_RECORDS SUPPLIED_
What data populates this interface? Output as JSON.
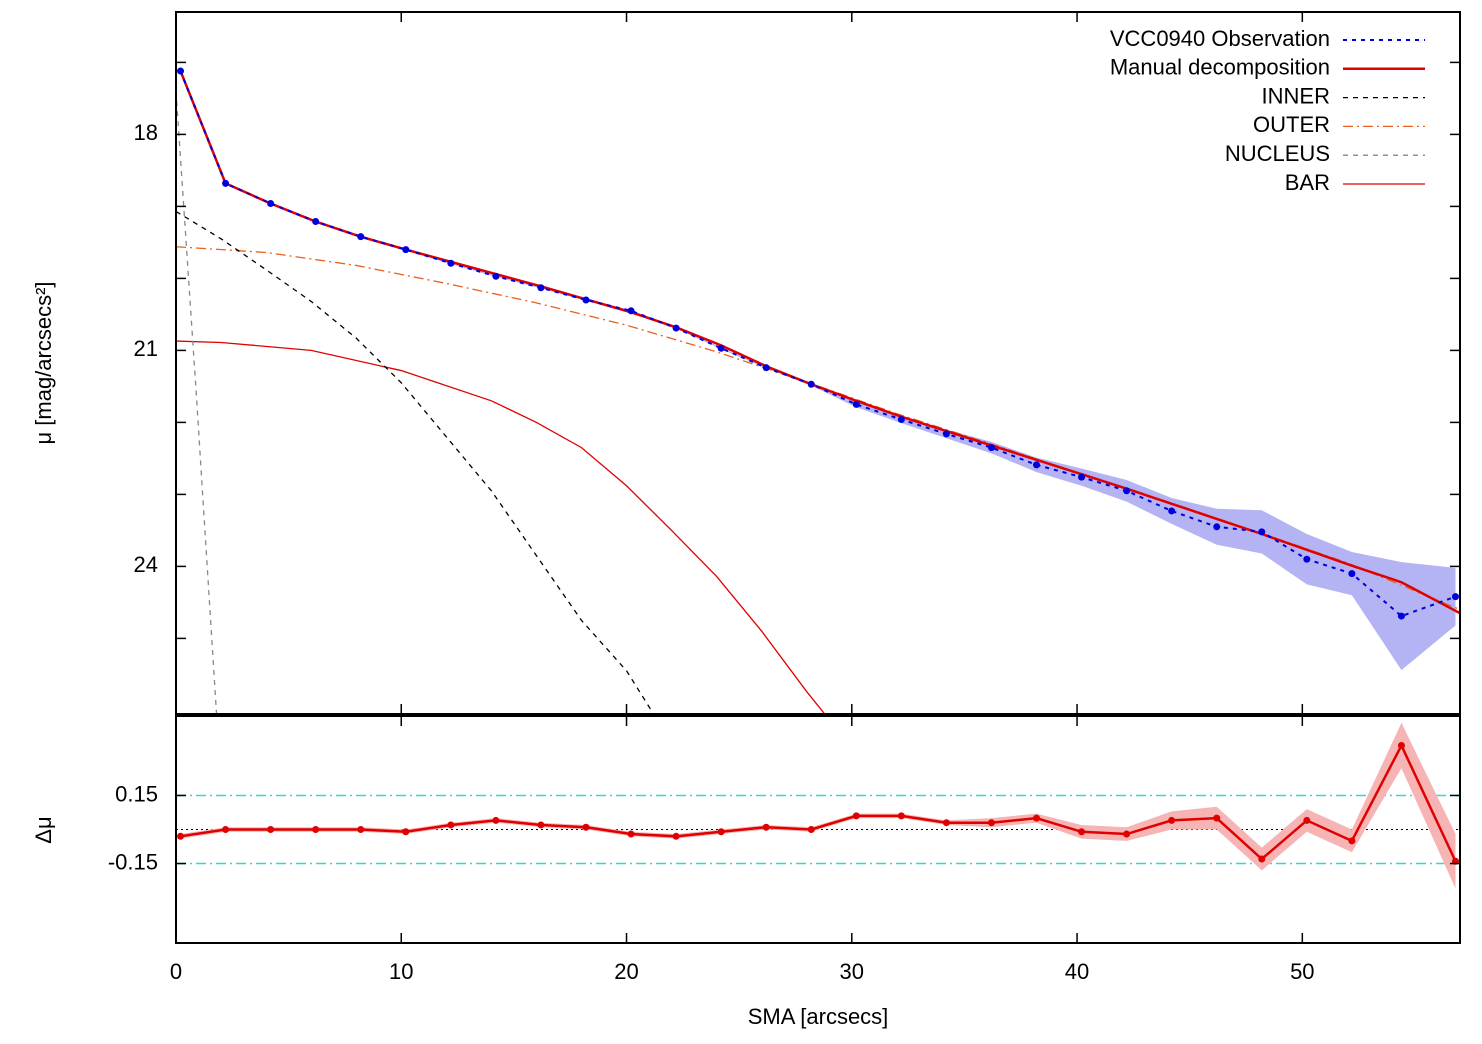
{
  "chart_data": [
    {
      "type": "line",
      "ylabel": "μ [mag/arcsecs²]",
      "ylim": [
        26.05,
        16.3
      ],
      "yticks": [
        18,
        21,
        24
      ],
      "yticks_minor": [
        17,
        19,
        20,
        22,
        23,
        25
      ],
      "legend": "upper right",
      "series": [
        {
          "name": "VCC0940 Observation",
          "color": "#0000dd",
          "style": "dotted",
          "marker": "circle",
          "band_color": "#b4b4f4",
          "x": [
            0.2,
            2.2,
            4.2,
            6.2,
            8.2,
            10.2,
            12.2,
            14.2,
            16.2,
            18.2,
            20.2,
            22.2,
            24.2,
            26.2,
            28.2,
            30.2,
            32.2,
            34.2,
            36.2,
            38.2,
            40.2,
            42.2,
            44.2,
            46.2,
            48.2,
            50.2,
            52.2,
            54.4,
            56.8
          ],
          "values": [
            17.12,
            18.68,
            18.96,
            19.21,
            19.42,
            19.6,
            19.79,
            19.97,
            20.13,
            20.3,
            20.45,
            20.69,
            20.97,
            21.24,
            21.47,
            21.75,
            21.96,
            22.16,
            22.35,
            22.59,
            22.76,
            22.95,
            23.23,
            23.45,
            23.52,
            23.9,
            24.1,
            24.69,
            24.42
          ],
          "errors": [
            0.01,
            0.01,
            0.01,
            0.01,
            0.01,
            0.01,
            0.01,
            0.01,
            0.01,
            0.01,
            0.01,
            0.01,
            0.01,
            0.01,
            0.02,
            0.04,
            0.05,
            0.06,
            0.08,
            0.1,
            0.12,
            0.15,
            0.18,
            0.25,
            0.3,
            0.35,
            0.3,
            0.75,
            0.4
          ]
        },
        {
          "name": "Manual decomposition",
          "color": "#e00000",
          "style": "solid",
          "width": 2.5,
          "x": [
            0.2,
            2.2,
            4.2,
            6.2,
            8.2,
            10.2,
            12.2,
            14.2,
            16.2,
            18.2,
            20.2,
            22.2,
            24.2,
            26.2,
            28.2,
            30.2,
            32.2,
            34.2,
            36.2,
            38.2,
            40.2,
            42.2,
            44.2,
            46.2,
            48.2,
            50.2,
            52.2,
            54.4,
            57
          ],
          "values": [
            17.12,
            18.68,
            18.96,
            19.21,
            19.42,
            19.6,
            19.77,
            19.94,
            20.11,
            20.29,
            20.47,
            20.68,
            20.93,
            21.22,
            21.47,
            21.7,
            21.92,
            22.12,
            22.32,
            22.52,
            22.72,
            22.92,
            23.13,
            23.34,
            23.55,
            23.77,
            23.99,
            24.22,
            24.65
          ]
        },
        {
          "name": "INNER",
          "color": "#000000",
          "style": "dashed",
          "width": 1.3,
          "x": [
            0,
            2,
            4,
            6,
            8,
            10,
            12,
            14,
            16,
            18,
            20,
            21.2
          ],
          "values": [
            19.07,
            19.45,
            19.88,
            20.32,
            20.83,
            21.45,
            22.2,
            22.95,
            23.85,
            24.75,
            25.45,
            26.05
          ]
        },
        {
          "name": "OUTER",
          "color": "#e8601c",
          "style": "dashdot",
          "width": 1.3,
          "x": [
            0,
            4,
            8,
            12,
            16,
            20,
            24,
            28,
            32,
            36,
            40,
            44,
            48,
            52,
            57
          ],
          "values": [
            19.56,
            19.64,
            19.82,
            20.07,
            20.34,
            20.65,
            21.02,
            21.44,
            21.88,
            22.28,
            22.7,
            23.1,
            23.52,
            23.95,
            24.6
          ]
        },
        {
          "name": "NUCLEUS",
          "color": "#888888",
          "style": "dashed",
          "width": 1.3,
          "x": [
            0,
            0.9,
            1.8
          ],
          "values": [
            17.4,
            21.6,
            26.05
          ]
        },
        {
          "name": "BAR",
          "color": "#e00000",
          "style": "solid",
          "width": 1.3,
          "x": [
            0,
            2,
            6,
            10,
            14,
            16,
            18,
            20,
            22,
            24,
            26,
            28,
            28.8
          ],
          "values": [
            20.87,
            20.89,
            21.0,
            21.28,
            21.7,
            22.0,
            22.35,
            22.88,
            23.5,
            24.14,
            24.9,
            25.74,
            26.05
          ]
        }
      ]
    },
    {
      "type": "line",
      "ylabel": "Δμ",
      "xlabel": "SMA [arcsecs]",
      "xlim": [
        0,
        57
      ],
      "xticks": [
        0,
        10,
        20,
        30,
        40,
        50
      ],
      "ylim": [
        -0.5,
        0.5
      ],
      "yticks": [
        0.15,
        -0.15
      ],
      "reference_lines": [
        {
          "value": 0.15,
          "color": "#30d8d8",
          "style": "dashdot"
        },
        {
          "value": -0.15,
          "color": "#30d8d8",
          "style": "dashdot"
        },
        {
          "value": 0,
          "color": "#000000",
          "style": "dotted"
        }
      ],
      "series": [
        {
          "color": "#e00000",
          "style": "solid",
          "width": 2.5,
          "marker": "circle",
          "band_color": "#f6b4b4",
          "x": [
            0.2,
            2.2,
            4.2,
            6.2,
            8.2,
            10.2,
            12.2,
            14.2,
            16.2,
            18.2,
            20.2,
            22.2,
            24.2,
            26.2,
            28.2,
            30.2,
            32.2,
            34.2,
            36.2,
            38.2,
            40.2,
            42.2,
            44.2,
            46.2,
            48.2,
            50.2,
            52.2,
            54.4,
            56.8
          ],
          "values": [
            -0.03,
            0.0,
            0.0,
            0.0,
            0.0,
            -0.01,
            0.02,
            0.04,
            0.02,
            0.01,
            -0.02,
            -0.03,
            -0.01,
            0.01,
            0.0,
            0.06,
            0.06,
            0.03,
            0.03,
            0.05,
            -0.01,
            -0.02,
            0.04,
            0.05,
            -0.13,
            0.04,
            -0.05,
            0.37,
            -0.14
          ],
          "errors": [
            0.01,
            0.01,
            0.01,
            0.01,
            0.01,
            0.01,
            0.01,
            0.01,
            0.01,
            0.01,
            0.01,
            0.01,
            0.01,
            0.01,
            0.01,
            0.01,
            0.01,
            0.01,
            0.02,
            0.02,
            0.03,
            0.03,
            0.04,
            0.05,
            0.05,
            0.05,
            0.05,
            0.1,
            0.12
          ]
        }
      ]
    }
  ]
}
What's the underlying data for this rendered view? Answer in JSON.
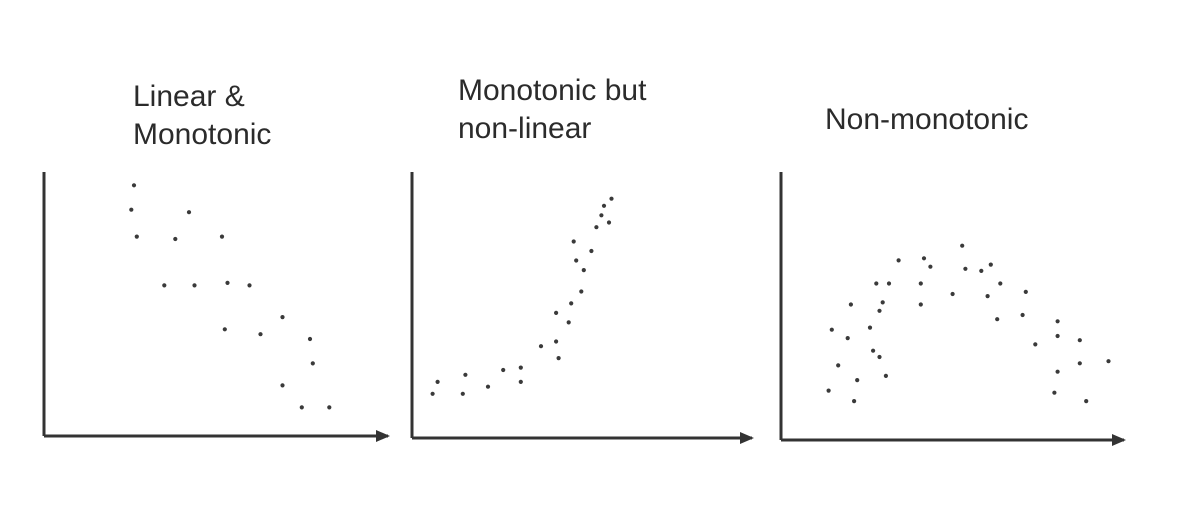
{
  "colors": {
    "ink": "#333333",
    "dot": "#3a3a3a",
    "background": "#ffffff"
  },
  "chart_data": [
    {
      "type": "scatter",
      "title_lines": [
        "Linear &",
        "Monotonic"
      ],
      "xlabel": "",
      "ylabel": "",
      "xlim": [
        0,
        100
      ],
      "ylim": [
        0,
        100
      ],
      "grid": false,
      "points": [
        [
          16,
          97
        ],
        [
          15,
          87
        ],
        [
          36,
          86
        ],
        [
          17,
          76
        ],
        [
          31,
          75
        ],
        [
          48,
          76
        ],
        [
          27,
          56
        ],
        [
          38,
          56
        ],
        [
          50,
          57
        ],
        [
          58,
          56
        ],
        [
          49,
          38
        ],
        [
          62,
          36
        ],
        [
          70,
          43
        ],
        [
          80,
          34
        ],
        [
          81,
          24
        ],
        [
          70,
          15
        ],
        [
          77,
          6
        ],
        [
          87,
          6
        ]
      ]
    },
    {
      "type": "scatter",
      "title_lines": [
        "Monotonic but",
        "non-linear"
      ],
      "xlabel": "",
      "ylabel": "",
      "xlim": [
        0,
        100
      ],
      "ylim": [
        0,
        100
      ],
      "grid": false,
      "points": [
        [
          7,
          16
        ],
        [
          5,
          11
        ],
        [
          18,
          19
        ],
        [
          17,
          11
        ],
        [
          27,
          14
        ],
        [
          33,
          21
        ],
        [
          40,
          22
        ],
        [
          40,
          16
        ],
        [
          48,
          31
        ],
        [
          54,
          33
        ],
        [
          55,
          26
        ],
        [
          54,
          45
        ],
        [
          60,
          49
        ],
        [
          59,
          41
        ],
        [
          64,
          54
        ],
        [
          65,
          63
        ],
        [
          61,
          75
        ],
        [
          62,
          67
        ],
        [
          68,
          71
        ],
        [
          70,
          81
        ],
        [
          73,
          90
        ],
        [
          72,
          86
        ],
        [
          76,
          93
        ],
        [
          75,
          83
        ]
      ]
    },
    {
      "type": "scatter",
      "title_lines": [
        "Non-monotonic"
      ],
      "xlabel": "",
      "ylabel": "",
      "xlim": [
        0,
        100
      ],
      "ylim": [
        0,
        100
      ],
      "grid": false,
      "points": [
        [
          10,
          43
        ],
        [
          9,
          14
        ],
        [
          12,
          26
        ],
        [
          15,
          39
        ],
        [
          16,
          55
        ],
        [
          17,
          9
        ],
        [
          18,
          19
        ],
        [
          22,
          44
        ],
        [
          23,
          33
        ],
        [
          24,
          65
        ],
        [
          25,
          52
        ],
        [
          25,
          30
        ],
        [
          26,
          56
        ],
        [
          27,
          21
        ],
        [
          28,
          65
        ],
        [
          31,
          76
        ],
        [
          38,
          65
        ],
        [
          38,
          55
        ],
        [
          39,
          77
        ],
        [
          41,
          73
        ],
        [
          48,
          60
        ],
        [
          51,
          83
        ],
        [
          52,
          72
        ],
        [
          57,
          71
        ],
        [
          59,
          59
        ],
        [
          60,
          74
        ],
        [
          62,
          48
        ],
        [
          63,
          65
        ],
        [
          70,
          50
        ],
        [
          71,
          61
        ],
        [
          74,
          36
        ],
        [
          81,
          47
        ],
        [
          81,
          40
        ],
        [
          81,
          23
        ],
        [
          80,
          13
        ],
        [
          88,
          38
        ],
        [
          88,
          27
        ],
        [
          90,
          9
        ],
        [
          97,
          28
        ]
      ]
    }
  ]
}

_GOAL_
Return each full line of the entries that contains the word "this".

_CORRECT ANSWER_
What data populates this interface? Output as JSON.
What's the underlying data for this rendered view? Answer in JSON.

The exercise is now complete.